• _THE EXERCISE_:
Repeat every entry word for word, but leave the images out of your copy.

• _THE DATA_:
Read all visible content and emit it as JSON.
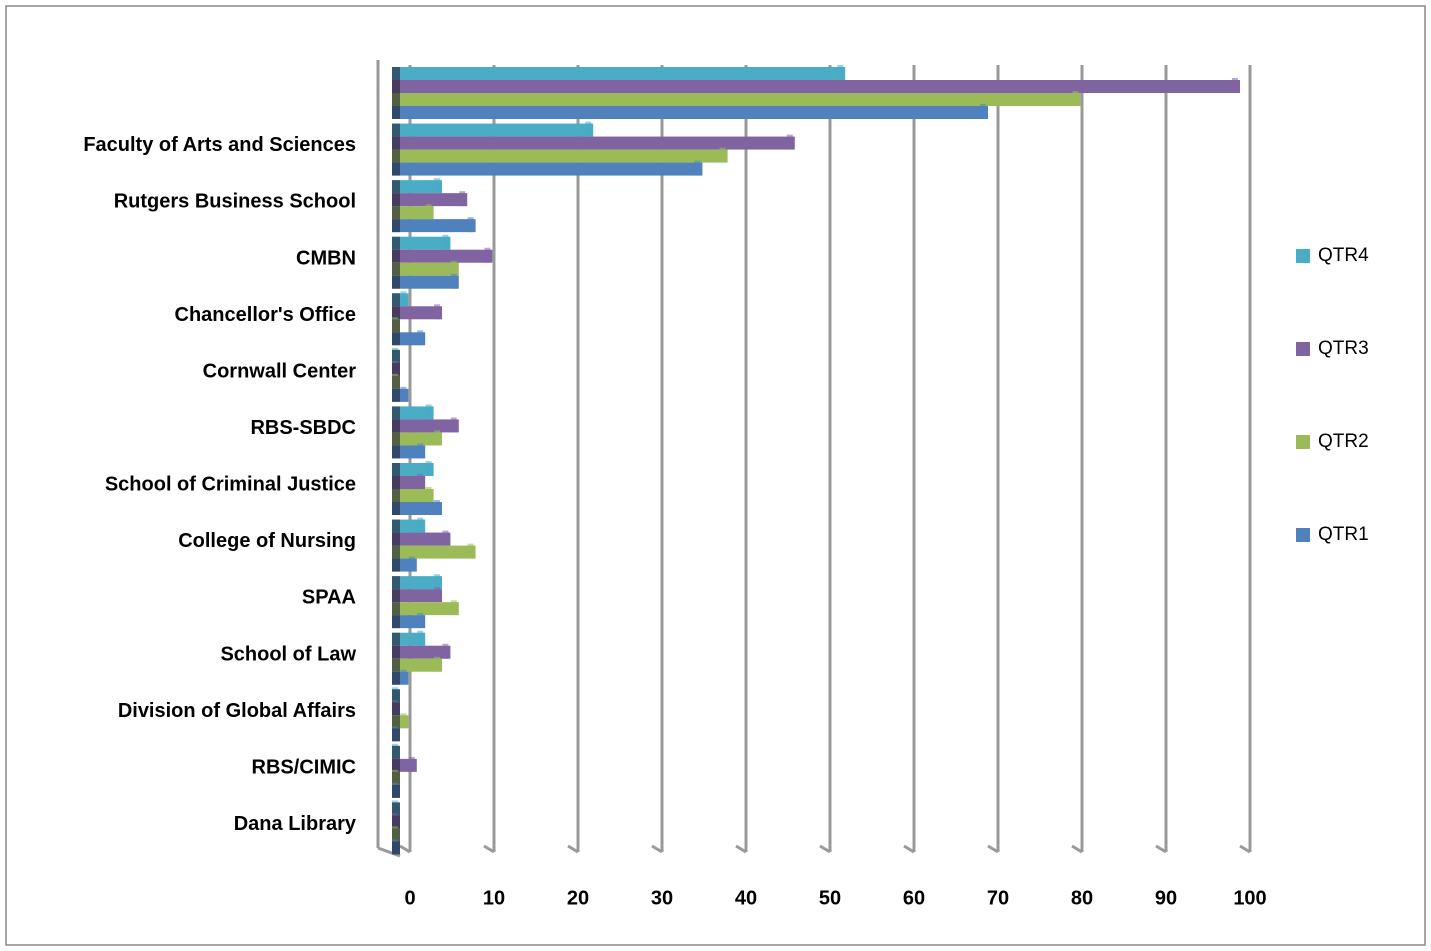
{
  "chart_data": {
    "type": "bar",
    "orientation": "horizontal",
    "categories": [
      null,
      "Faculty of Arts and Sciences",
      "Rutgers Business School",
      "CMBN",
      "Chancellor's Office",
      "Cornwall Center",
      "RBS-SBDC",
      "School of Criminal Justice",
      "College of Nursing",
      "SPAA",
      "School of Law",
      "Division of Global Affairs",
      "RBS/CIMIC",
      "Dana Library"
    ],
    "series": [
      {
        "name": "QTR4",
        "color": "#4bacc6",
        "values": [
          53,
          23,
          5,
          6,
          1,
          0,
          4,
          4,
          3,
          5,
          3,
          0,
          0,
          0
        ]
      },
      {
        "name": "QTR3",
        "color": "#8064a2",
        "values": [
          100,
          47,
          8,
          11,
          5,
          0,
          7,
          3,
          6,
          5,
          6,
          0,
          2,
          0
        ]
      },
      {
        "name": "QTR2",
        "color": "#9bbb59",
        "values": [
          81,
          39,
          4,
          7,
          0,
          0,
          5,
          4,
          9,
          7,
          5,
          1,
          0,
          0
        ]
      },
      {
        "name": "QTR1",
        "color": "#4f81bd",
        "values": [
          70,
          36,
          9,
          7,
          3,
          1,
          3,
          5,
          2,
          3,
          1,
          0,
          0,
          0
        ]
      }
    ],
    "xlim": [
      0,
      100
    ],
    "xticks": [
      0,
      10,
      20,
      30,
      40,
      50,
      60,
      70,
      80,
      90,
      100
    ],
    "grid": true,
    "legend": "right"
  }
}
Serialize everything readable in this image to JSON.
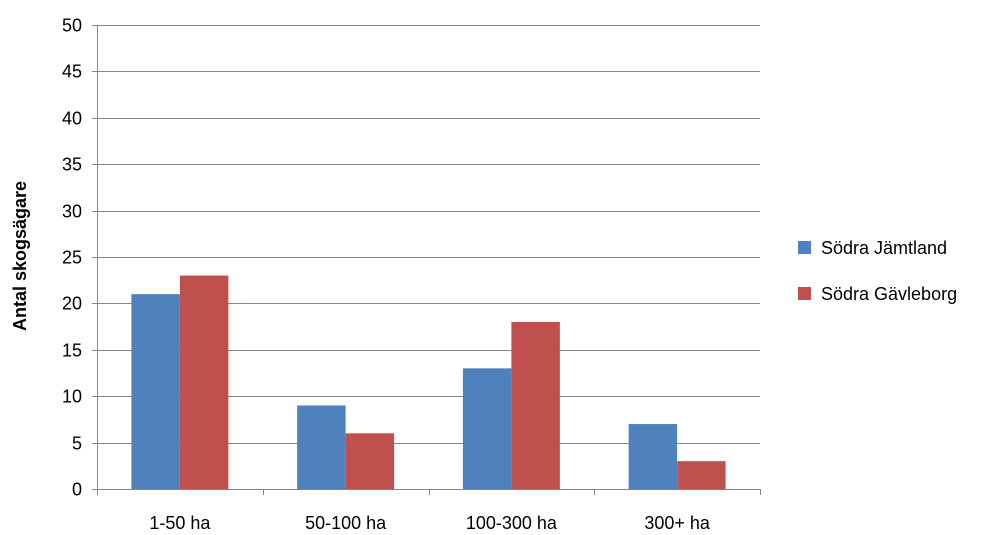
{
  "chart_data": {
    "type": "bar",
    "title": "",
    "xlabel": "",
    "ylabel": "Antal skogsägare",
    "ylim": [
      0,
      50
    ],
    "yticks": [
      0,
      5,
      10,
      15,
      20,
      25,
      30,
      35,
      40,
      45,
      50
    ],
    "categories": [
      "1-50 ha",
      "50-100 ha",
      "100-300 ha",
      "300+ ha"
    ],
    "series": [
      {
        "name": "Södra Jämtland",
        "color": "#4F81BD",
        "values": [
          21,
          9,
          13,
          7
        ]
      },
      {
        "name": "Södra Gävleborg",
        "color": "#C0504D",
        "values": [
          23,
          6,
          18,
          3
        ]
      }
    ],
    "grid": true,
    "gridline_color": "#868686",
    "legend_position": "right"
  }
}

• _WRITTEN ANSWER_:
Read all visible content and emit it as JSON.
{
  "chart_data": {
    "type": "bar",
    "orientation": "horizontal",
    "categories": [
      null,
      "Faculty of Arts and Sciences",
      "Rutgers Business School",
      "CMBN",
      "Chancellor's Office",
      "Cornwall Center",
      "RBS-SBDC",
      "School of Criminal Justice",
      "College of Nursing",
      "SPAA",
      "School of Law",
      "Division of Global Affairs",
      "RBS/CIMIC",
      "Dana Library"
    ],
    "series": [
      {
        "name": "QTR4",
        "color": "#4bacc6",
        "values": [
          53,
          23,
          5,
          6,
          1,
          0,
          4,
          4,
          3,
          5,
          3,
          0,
          0,
          0
        ]
      },
      {
        "name": "QTR3",
        "color": "#8064a2",
        "values": [
          100,
          47,
          8,
          11,
          5,
          0,
          7,
          3,
          6,
          5,
          6,
          0,
          2,
          0
        ]
      },
      {
        "name": "QTR2",
        "color": "#9bbb59",
        "values": [
          81,
          39,
          4,
          7,
          0,
          0,
          5,
          4,
          9,
          7,
          5,
          1,
          0,
          0
        ]
      },
      {
        "name": "QTR1",
        "color": "#4f81bd",
        "values": [
          70,
          36,
          9,
          7,
          3,
          1,
          3,
          5,
          2,
          3,
          1,
          0,
          0,
          0
        ]
      }
    ],
    "xlim": [
      0,
      100
    ],
    "xticks": [
      0,
      10,
      20,
      30,
      40,
      50,
      60,
      70,
      80,
      90,
      100
    ],
    "grid": true,
    "legend": "right"
  }
}
Serialize everything readable in this image to JSON.
{
  "chart_data": {
    "type": "bar",
    "title": "",
    "xlabel": "",
    "ylabel": "Antal skogsägare",
    "ylim": [
      0,
      50
    ],
    "yticks": [
      0,
      5,
      10,
      15,
      20,
      25,
      30,
      35,
      40,
      45,
      50
    ],
    "categories": [
      "1-50 ha",
      "50-100 ha",
      "100-300 ha",
      "300+ ha"
    ],
    "series": [
      {
        "name": "Södra Jämtland",
        "color": "#4F81BD",
        "values": [
          21,
          9,
          13,
          7
        ]
      },
      {
        "name": "Södra Gävleborg",
        "color": "#C0504D",
        "values": [
          23,
          6,
          18,
          3
        ]
      }
    ],
    "grid": true,
    "gridline_color": "#868686",
    "legend_position": "right"
  }
}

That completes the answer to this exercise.